## [Problem statement]
Copy out each line featuring the string "lines" from the entries beneath.

(Collected data entries)
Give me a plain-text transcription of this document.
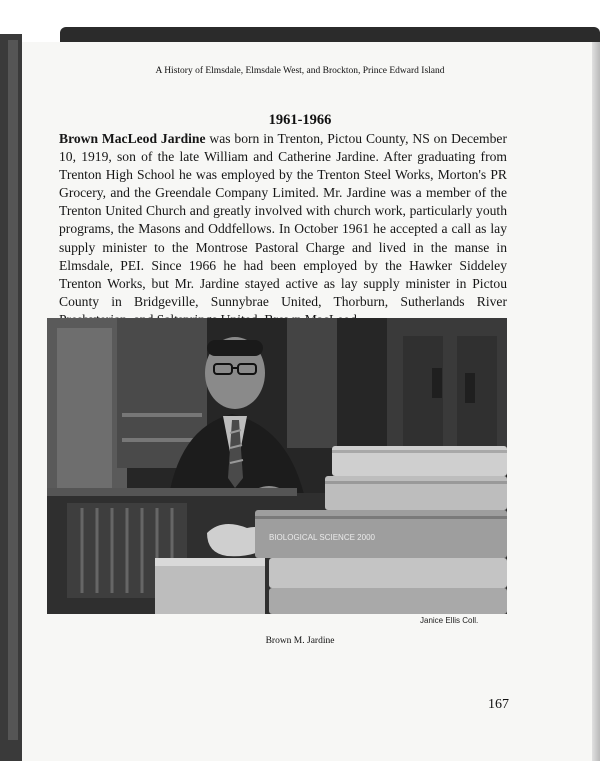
A History of Elmsdale, Elmsdale West, and Brockton, Prince Edward Island
1961-1966
Brown MacLeod Jardine was born in Trenton, Pictou County, NS on December 10, 1919, son of the late William and Catherine Jardine. After graduating from Trenton High School he was employed by the Trenton Steel Works, Morton's PR Grocery, and the Greendale Company Limited. Mr. Jardine was a member of the Trenton United Church and greatly involved with church work, particularly youth programs, the Masons and Oddfellows. In October 1961 he accepted a call as lay supply minister to the Montrose Pastoral Charge and lived in the manse in Elmsdale, PEI. Since 1966 he had been employed by the Hawker Siddeley Trenton Works, but Mr. Jardine stayed active as lay supply minister in Pictou County in Bridgeville, Sunnybrae United, Thorburn, Sutherlands River
BIOLOGICAL SCIENCE 2000
Janice Ellis Coll.
Brown M. Jardine
167
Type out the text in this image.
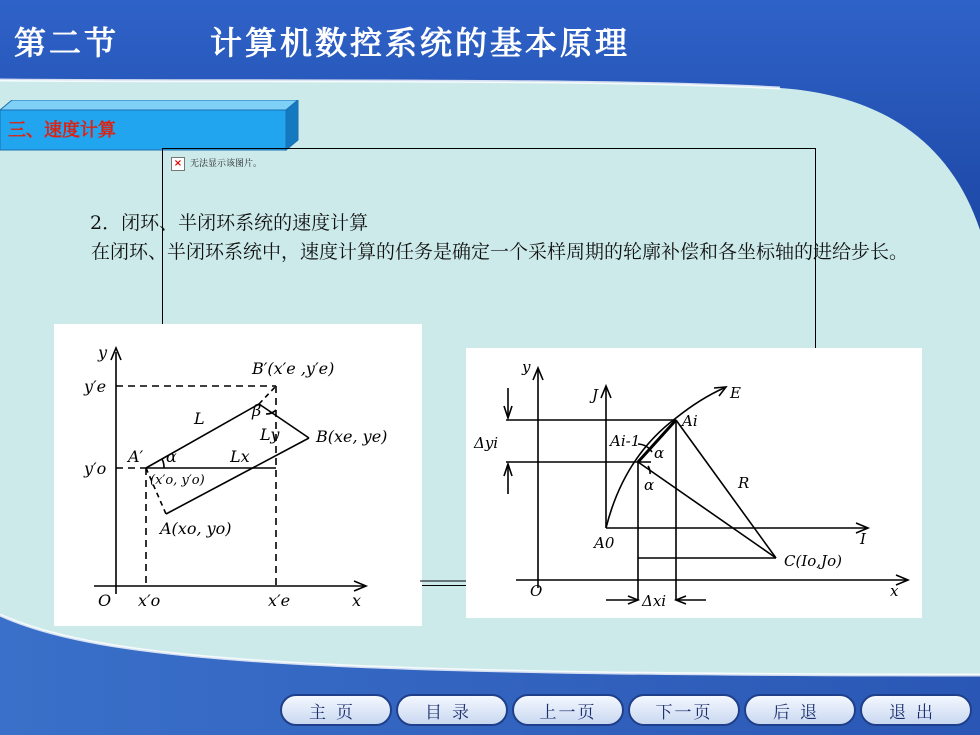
第二节	计算机数控系统的基本原理
三、速度计算
× 无法显示该图片。
2．闭环、半闭环系统的速度计算
在闭环、半闭环系统中，速度计算的任务是确定一个采样周期的轮廓补偿和各坐标轴的进给步长。
y
y′e
y′o
O x′o	x′e	x
B′(x′e ,y′e)
B(xe, ye)
A(xo, yo)
A′
(x′o, y′o)
L
Lx
Ly
α
β
y
J
Δyi
E
Ai
Ai-1
α
α	R
A0	I
C(Io,Jo)
O	x
Δxi
主页	目录	上一页	下一页	后退	退出
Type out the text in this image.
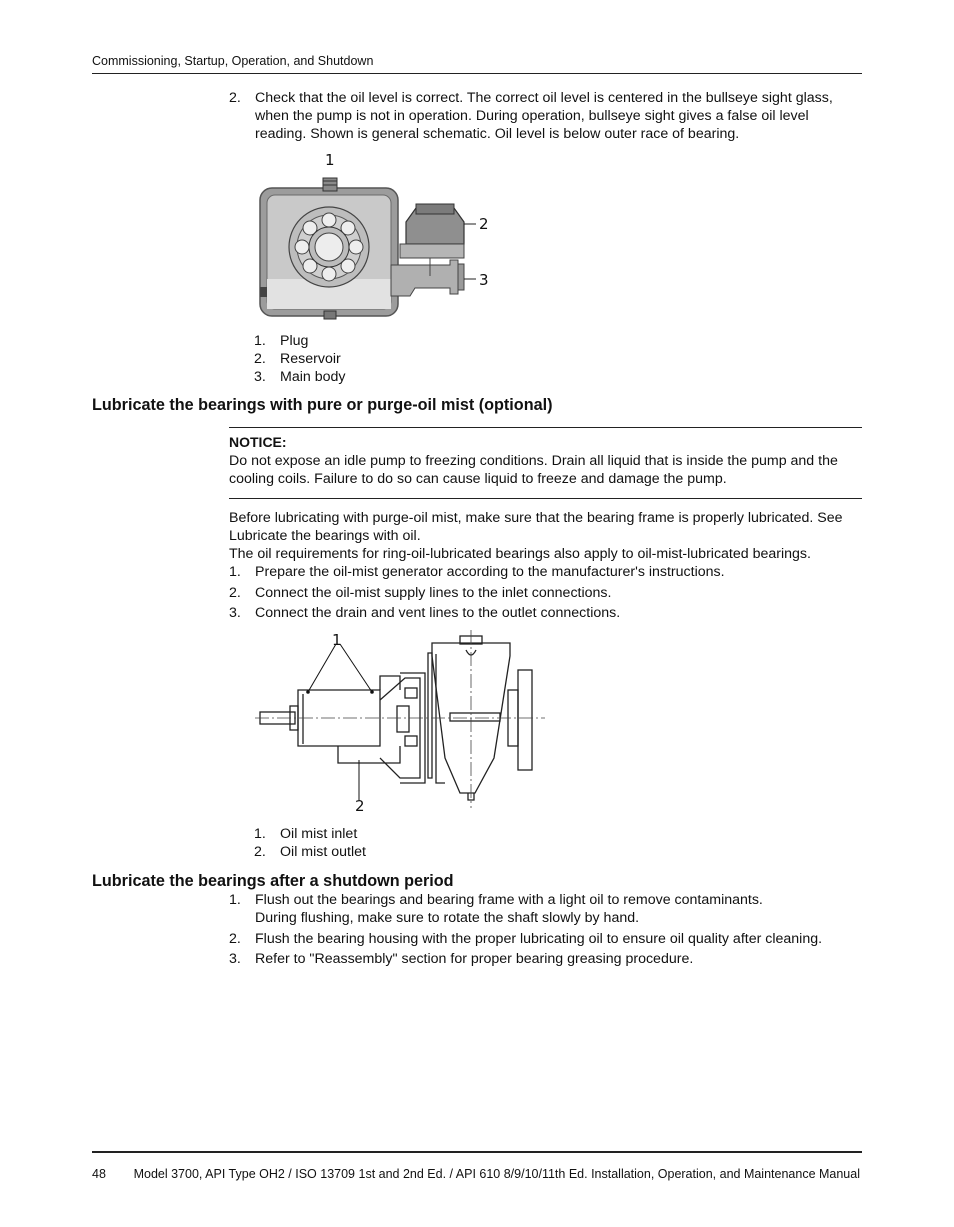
Commissioning, Startup, Operation, and Shutdown
2. Check that the oil level is correct. The correct oil level is centered in the bullseye sight glass, when the pump is not in operation. During operation, bullseye sight gives a false oil level reading. Shown is general schematic. Oil level is below outer race of bearing.
1
2
3
1. Plug
2. Reservoir
3. Main body
Lubricate the bearings with pure or purge-oil mist (optional)
NOTICE:
Do not expose an idle pump to freezing conditions. Drain all liquid that is inside the pump and the cooling coils. Failure to do so can cause liquid to freeze and damage the pump.
Before lubricating with purge-oil mist, make sure that the bearing frame is properly lubricated. See Lubricate the bearings with oil.
The oil requirements for ring-oil-lubricated bearings also apply to oil-mist-lubricated bearings.
1. Prepare the oil-mist generator according to the manufacturer's instructions.
2. Connect the oil-mist supply lines to the inlet connections.
3. Connect the drain and vent lines to the outlet connections.
1
2
1. Oil mist inlet
2. Oil mist outlet
Lubricate the bearings after a shutdown period
1. Flush out the bearings and bearing frame with a light oil to remove contaminants.
During flushing, make sure to rotate the shaft slowly by hand.
2. Flush the bearing housing with the proper lubricating oil to ensure oil quality after cleaning.
3. Refer to "Reassembly" section for proper bearing greasing procedure.
48	Model 3700, API Type OH2 / ISO 13709 1st and 2nd Ed. / API 610 8/9/10/11th Ed. Installation, Operation, and Maintenance Manual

## [Worked answer]
2. Connect the oil-mist supply lines to the inlet connections.
3. Connect the drain and vent lines to the outlet connections.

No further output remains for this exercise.